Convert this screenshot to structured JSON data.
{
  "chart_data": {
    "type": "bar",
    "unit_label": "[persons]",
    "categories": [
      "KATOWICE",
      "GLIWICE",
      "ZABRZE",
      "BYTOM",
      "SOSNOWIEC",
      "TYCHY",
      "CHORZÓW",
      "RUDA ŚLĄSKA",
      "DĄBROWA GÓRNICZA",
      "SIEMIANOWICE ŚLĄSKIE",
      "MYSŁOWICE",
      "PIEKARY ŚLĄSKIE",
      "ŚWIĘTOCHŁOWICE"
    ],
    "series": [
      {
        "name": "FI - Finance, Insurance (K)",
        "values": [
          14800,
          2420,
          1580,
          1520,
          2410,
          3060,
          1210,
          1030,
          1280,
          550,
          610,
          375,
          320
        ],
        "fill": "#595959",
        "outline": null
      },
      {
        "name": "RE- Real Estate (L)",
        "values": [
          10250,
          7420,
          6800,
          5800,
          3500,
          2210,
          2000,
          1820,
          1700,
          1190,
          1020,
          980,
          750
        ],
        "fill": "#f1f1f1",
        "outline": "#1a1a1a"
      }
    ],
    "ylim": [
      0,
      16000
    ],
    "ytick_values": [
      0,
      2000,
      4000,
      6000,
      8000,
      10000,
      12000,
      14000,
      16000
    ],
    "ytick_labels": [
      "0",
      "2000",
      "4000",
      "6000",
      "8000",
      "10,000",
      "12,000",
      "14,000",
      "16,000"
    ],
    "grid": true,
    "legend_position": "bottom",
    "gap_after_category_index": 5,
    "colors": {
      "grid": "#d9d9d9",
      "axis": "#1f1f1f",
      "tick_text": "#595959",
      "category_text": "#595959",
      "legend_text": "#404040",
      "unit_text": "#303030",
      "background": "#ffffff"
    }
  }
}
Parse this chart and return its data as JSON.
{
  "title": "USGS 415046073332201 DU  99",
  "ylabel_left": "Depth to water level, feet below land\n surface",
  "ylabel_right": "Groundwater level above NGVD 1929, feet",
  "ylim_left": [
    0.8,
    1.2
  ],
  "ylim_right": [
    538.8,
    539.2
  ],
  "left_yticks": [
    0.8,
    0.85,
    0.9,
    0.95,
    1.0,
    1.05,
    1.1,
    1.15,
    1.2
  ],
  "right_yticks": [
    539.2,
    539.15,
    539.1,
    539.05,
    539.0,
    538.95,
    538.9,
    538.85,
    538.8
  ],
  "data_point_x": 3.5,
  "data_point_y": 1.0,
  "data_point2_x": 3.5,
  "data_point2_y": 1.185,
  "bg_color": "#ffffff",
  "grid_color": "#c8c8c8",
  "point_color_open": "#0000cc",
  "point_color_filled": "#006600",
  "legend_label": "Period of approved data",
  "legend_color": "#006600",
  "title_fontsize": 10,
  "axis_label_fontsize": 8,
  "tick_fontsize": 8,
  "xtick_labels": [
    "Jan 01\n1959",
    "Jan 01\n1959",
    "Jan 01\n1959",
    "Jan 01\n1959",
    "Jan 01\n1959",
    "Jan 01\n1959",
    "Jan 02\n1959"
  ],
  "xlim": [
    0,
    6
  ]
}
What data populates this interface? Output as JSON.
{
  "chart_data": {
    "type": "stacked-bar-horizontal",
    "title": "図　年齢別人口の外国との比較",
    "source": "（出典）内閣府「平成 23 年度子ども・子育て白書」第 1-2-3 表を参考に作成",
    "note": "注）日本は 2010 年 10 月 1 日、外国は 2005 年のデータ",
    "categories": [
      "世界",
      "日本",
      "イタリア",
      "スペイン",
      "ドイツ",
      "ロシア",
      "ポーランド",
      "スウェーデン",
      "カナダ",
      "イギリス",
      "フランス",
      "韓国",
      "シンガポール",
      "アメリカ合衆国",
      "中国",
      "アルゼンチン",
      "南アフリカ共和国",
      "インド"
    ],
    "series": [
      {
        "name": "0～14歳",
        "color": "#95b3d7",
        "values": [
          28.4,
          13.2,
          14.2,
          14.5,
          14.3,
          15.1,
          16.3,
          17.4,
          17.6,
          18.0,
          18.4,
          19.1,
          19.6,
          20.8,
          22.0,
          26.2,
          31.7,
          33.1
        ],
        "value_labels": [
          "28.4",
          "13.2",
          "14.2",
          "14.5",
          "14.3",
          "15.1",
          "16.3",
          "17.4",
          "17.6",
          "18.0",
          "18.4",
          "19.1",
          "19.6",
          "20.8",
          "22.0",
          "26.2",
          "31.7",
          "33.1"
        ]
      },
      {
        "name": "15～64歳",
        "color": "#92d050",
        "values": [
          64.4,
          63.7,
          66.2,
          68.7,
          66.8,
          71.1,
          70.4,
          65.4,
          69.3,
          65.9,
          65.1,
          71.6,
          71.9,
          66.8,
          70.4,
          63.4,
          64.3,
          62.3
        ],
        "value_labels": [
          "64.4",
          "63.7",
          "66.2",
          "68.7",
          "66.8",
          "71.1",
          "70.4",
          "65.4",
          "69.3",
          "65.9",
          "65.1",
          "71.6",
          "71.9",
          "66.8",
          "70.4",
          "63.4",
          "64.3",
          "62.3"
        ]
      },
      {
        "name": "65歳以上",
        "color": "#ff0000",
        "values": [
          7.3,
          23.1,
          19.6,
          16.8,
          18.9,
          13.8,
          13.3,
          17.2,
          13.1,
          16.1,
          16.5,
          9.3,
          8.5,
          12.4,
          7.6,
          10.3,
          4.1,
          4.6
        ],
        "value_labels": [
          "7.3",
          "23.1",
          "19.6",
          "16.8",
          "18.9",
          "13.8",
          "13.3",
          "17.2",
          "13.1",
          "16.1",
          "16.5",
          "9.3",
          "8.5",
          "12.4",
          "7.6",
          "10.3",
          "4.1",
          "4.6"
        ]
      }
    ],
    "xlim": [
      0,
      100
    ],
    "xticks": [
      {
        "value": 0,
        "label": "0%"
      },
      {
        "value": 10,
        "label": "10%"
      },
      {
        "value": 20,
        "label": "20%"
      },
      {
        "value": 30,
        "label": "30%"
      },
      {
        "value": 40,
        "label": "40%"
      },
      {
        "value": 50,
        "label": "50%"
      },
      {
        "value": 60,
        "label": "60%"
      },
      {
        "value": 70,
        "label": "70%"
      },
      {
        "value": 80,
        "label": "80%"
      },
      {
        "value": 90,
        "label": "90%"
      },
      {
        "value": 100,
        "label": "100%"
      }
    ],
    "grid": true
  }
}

- - -

Say how many lines of the material contain the word "ŚLĄSKIE", with no other text.

Solution for this task: 2